PROBLEM REQUIREMENTS
Restate the material word for word and leave out anything that is a picture.
START DATA EXCERPTS
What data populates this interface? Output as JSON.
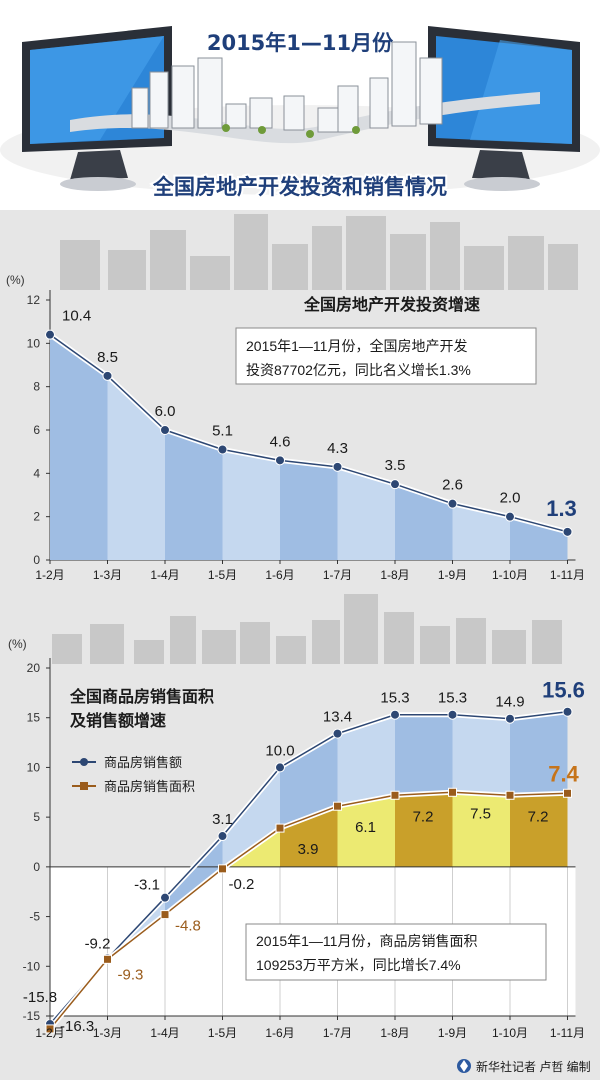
{
  "header": {
    "date_title": "2015年1—11月份",
    "main_title": "全国房地产开发投资和销售情况"
  },
  "chart_data": [
    {
      "type": "area",
      "title": "全国房地产开发投资增速",
      "ylabel": "(%)",
      "ylim": [
        0,
        12
      ],
      "yticks": [
        0,
        2,
        4,
        6,
        8,
        10,
        12
      ],
      "categories": [
        "1-2月",
        "1-3月",
        "1-4月",
        "1-5月",
        "1-6月",
        "1-7月",
        "1-8月",
        "1-9月",
        "1-10月",
        "1-11月"
      ],
      "series": [
        {
          "values": [
            10.4,
            8.5,
            6.0,
            5.1,
            4.6,
            4.3,
            3.5,
            2.6,
            2.0,
            1.3
          ]
        }
      ],
      "data_labels": [
        "10.4",
        "8.5",
        "6.0",
        "5.1",
        "4.6",
        "4.3",
        "3.5",
        "2.6",
        "2.0",
        "1.3"
      ],
      "note_lines": [
        "2015年1—11月份，全国房地产开发",
        "投资87702亿元，同比名义增长1.3%"
      ],
      "colors": {
        "band_dark": "#9fbde3",
        "band_light": "#c5d8ef",
        "marker": "#2d4773"
      }
    },
    {
      "type": "area",
      "title_lines": [
        "全国商品房销售面积",
        "及销售额增速"
      ],
      "ylabel": "(%)",
      "ylim": [
        -15,
        20
      ],
      "yticks": [
        -15,
        -10,
        -5,
        0,
        5,
        10,
        15,
        20
      ],
      "categories": [
        "1-2月",
        "1-3月",
        "1-4月",
        "1-5月",
        "1-6月",
        "1-7月",
        "1-8月",
        "1-9月",
        "1-10月",
        "1-11月"
      ],
      "series": [
        {
          "name": "商品房销售额",
          "values": [
            -15.8,
            -9.2,
            -3.1,
            3.1,
            10.0,
            13.4,
            15.3,
            15.3,
            14.9,
            15.6
          ],
          "color": "#2d4773"
        },
        {
          "name": "商品房销售面积",
          "values": [
            -16.3,
            -9.3,
            -4.8,
            -0.2,
            3.9,
            6.1,
            7.2,
            7.5,
            7.2,
            7.4
          ],
          "color": "#9a5c1c"
        }
      ],
      "labels_amount": [
        "-15.8",
        "-9.2",
        "-3.1",
        "3.1",
        "10.0",
        "13.4",
        "15.3",
        "15.3",
        "14.9",
        "15.6"
      ],
      "labels_area": [
        "-16.3",
        "-9.3",
        "-4.8",
        "-0.2",
        "3.9",
        "6.1",
        "7.2",
        "7.5",
        "7.2",
        "7.4"
      ],
      "note_lines": [
        "2015年1—11月份，商品房销售面积",
        "109253万平方米，同比增长7.4%"
      ],
      "colors": {
        "blue_dark": "#9fbde3",
        "blue_light": "#c5d8ef",
        "yellow_dark": "#c9a02a",
        "yellow_light": "#ecea72"
      }
    }
  ],
  "footer": {
    "credit": "新华社记者 卢哲 编制"
  }
}
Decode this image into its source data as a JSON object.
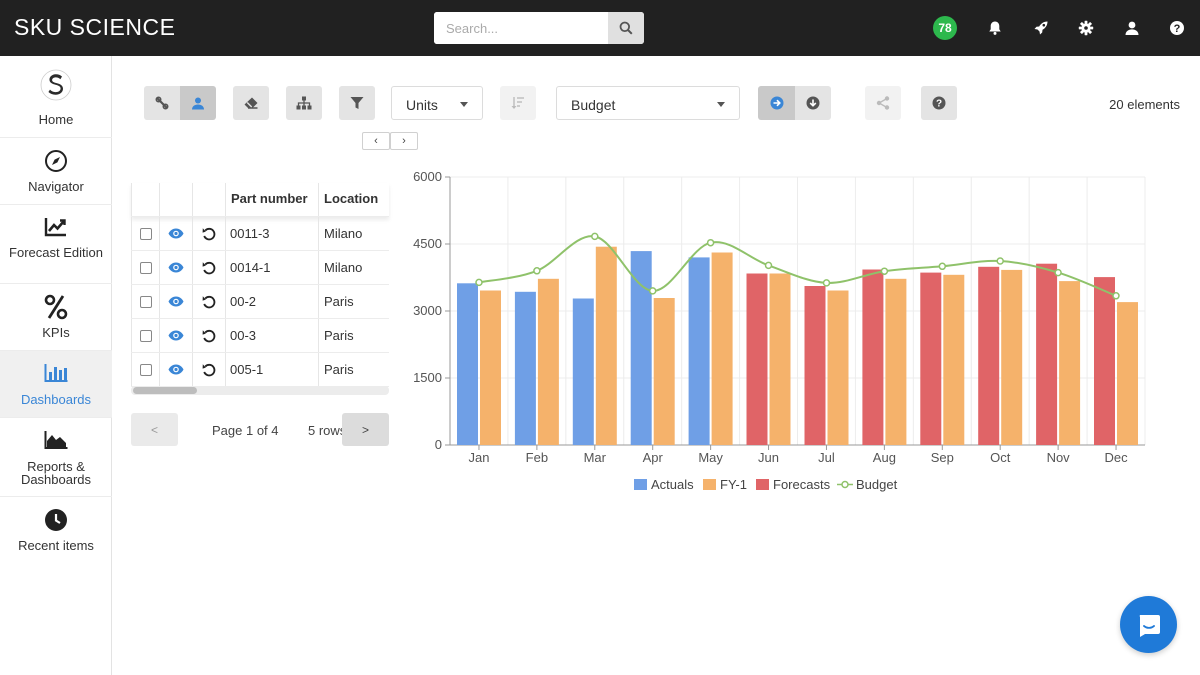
{
  "app": {
    "title": "SKU SCIENCE"
  },
  "search": {
    "placeholder": "Search..."
  },
  "header": {
    "notifications_count": "78"
  },
  "sidebar": {
    "items": [
      {
        "label": "Home",
        "icon": "logo-icon"
      },
      {
        "label": "Navigator",
        "icon": "compass-icon"
      },
      {
        "label": "Forecast Edition",
        "icon": "trend-chart-icon"
      },
      {
        "label": "KPIs",
        "icon": "percent-icon"
      },
      {
        "label": "Dashboards",
        "icon": "bar-chart-icon",
        "active": true
      },
      {
        "label": "Reports & Dashboards",
        "icon": "area-chart-icon"
      },
      {
        "label": "Recent items",
        "icon": "clock-icon"
      }
    ]
  },
  "toolbar": {
    "units_select": "Units",
    "budget_select": "Budget",
    "elements_count": "20 elements"
  },
  "table": {
    "columns": [
      "Part number",
      "Location"
    ],
    "rows": [
      {
        "part": "0011-3",
        "location": "Milano"
      },
      {
        "part": "0014-1",
        "location": "Milano"
      },
      {
        "part": "00-2",
        "location": "Paris"
      },
      {
        "part": "00-3",
        "location": "Paris"
      },
      {
        "part": "005-1",
        "location": "Paris"
      }
    ]
  },
  "pagination": {
    "prev": "<",
    "next": ">",
    "page_text": "Page 1 of 4",
    "rows_text": "5 rows"
  },
  "colors": {
    "actuals": "#6f9fe6",
    "fy1": "#f5b26b",
    "forecasts": "#e06467",
    "budget": "#8fc26a",
    "accent": "#3a86d6"
  },
  "chart_data": {
    "type": "bar",
    "categories": [
      "Jan",
      "Feb",
      "Mar",
      "Apr",
      "May",
      "Jun",
      "Jul",
      "Aug",
      "Sep",
      "Oct",
      "Nov",
      "Dec"
    ],
    "ylim": [
      0,
      6000
    ],
    "yticks": [
      0,
      1500,
      3000,
      4500,
      6000
    ],
    "series": [
      {
        "name": "Actuals",
        "type": "bar",
        "values": [
          3620,
          3430,
          3280,
          4340,
          4200,
          null,
          null,
          null,
          null,
          null,
          null,
          null
        ]
      },
      {
        "name": "FY-1",
        "type": "bar",
        "values": [
          3460,
          3720,
          4440,
          3290,
          4310,
          3840,
          3460,
          3720,
          3810,
          3920,
          3670,
          3200
        ]
      },
      {
        "name": "Forecasts",
        "type": "bar",
        "values": [
          null,
          null,
          null,
          null,
          null,
          3840,
          3560,
          3930,
          3860,
          3990,
          4060,
          3760
        ]
      },
      {
        "name": "Budget",
        "type": "line",
        "values": [
          3640,
          3900,
          4670,
          3450,
          4530,
          4020,
          3630,
          3890,
          4000,
          4120,
          3860,
          3340
        ]
      }
    ],
    "grid": true,
    "legend": "bottom"
  }
}
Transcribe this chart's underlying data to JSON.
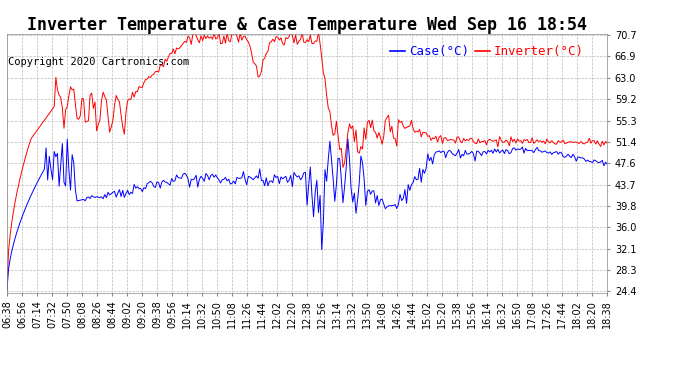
END DATA EXCERPTS
ANSWER TO THIS TASK
What data populates this interface? Output as JSON.
{
  "header": {
    "date_title": "2015年1—11月份",
    "main_title": "全国房地产开发投资和销售情况"
  },
  "chart_data": [
    {
      "type": "area",
      "title": "全国房地产开发投资增速",
      "ylabel": "(%)",
      "ylim": [
        0,
        12
      ],
      "yticks": [
        0,
        2,
        4,
        6,
        8,
        10,
        12
      ],
      "categories": [
        "1-2月",
        "1-3月",
        "1-4月",
        "1-5月",
        "1-6月",
        "1-7月",
        "1-8月",
        "1-9月",
        "1-10月",
        "1-11月"
      ],
      "series": [
        {
          "values": [
            10.4,
            8.5,
            6.0,
            5.1,
            4.6,
            4.3,
            3.5,
            2.6,
            2.0,
            1.3
          ]
        }
      ],
      "data_labels": [
        "10.4",
        "8.5",
        "6.0",
        "5.1",
        "4.6",
        "4.3",
        "3.5",
        "2.6",
        "2.0",
        "1.3"
      ],
      "note_lines": [
        "2015年1—11月份，全国房地产开发",
        "投资87702亿元，同比名义增长1.3%"
      ],
      "colors": {
        "band_dark": "#9fbde3",
        "band_light": "#c5d8ef",
        "marker": "#2d4773"
      }
    },
    {
      "type": "area",
      "title_lines": [
        "全国商品房销售面积",
        "及销售额增速"
      ],
      "ylabel": "(%)",
      "ylim": [
        -15,
        20
      ],
      "yticks": [
        -15,
        -10,
        -5,
        0,
        5,
        10,
        15,
        20
      ],
      "categories": [
        "1-2月",
        "1-3月",
        "1-4月",
        "1-5月",
        "1-6月",
        "1-7月",
        "1-8月",
        "1-9月",
        "1-10月",
        "1-11月"
      ],
      "series": [
        {
          "name": "商品房销售额",
          "values": [
            -15.8,
            -9.2,
            -3.1,
            3.1,
            10.0,
            13.4,
            15.3,
            15.3,
            14.9,
            15.6
          ],
          "color": "#2d4773"
        },
        {
          "name": "商品房销售面积",
          "values": [
            -16.3,
            -9.3,
            -4.8,
            -0.2,
            3.9,
            6.1,
            7.2,
            7.5,
            7.2,
            7.4
          ],
          "color": "#9a5c1c"
        }
      ],
      "labels_amount": [
        "-15.8",
        "-9.2",
        "-3.1",
        "3.1",
        "10.0",
        "13.4",
        "15.3",
        "15.3",
        "14.9",
        "15.6"
      ],
      "labels_area": [
        "-16.3",
        "-9.3",
        "-4.8",
        "-0.2",
        "3.9",
        "6.1",
        "7.2",
        "7.5",
        "7.2",
        "7.4"
      ],
      "note_lines": [
        "2015年1—11月份，商品房销售面积",
        "109253万平方米，同比增长7.4%"
      ],
      "colors": {
        "blue_dark": "#9fbde3",
        "blue_light": "#c5d8ef",
        "yellow_dark": "#c9a02a",
        "yellow_light": "#ecea72"
      }
    }
  ],
  "footer": {
    "credit": "新华社记者 卢哲 编制"
  }
}
Decode this image into its source data as a JSON object.
{
  "app": {
    "title": "SKU SCIENCE"
  },
  "search": {
    "placeholder": "Search..."
  },
  "header": {
    "notifications_count": "78"
  },
  "sidebar": {
    "items": [
      {
        "label": "Home",
        "icon": "logo-icon"
      },
      {
        "label": "Navigator",
        "icon": "compass-icon"
      },
      {
        "label": "Forecast Edition",
        "icon": "trend-chart-icon"
      },
      {
        "label": "KPIs",
        "icon": "percent-icon"
      },
      {
        "label": "Dashboards",
        "icon": "bar-chart-icon",
        "active": true
      },
      {
        "label": "Reports & Dashboards",
        "icon": "area-chart-icon"
      },
      {
        "label": "Recent items",
        "icon": "clock-icon"
      }
    ]
  },
  "toolbar": {
    "units_select": "Units",
    "budget_select": "Budget",
    "elements_count": "20 elements"
  },
  "table": {
    "columns": [
      "Part number",
      "Location"
    ],
    "rows": [
      {
        "part": "0011-3",
        "location": "Milano"
      },
      {
        "part": "0014-1",
        "location": "Milano"
      },
      {
        "part": "00-2",
        "location": "Paris"
      },
      {
        "part": "00-3",
        "location": "Paris"
      },
      {
        "part": "005-1",
        "location": "Paris"
      }
    ]
  },
  "pagination": {
    "prev": "<",
    "next": ">",
    "page_text": "Page 1 of 4",
    "rows_text": "5 rows"
  },
  "colors": {
    "actuals": "#6f9fe6",
    "fy1": "#f5b26b",
    "forecasts": "#e06467",
    "budget": "#8fc26a",
    "accent": "#3a86d6"
  },
  "chart_data": {
    "type": "bar",
    "categories": [
      "Jan",
      "Feb",
      "Mar",
      "Apr",
      "May",
      "Jun",
      "Jul",
      "Aug",
      "Sep",
      "Oct",
      "Nov",
      "Dec"
    ],
    "ylim": [
      0,
      6000
    ],
    "yticks": [
      0,
      1500,
      3000,
      4500,
      6000
    ],
    "series": [
      {
        "name": "Actuals",
        "type": "bar",
        "values": [
          3620,
          3430,
          3280,
          4340,
          4200,
          null,
          null,
          null,
          null,
          null,
          null,
          null
        ]
      },
      {
        "name": "FY-1",
        "type": "bar",
        "values": [
          3460,
          3720,
          4440,
          3290,
          4310,
          3840,
          3460,
          3720,
          3810,
          3920,
          3670,
          3200
        ]
      },
      {
        "name": "Forecasts",
        "type": "bar",
        "values": [
          null,
          null,
          null,
          null,
          null,
          3840,
          3560,
          3930,
          3860,
          3990,
          4060,
          3760
        ]
      },
      {
        "name": "Budget",
        "type": "line",
        "values": [
          3640,
          3900,
          4670,
          3450,
          4530,
          4020,
          3630,
          3890,
          4000,
          4120,
          3860,
          3340
        ]
      }
    ],
    "grid": true,
    "legend": "bottom"
  }
}
Transcribe this chart's underlying data to JSON.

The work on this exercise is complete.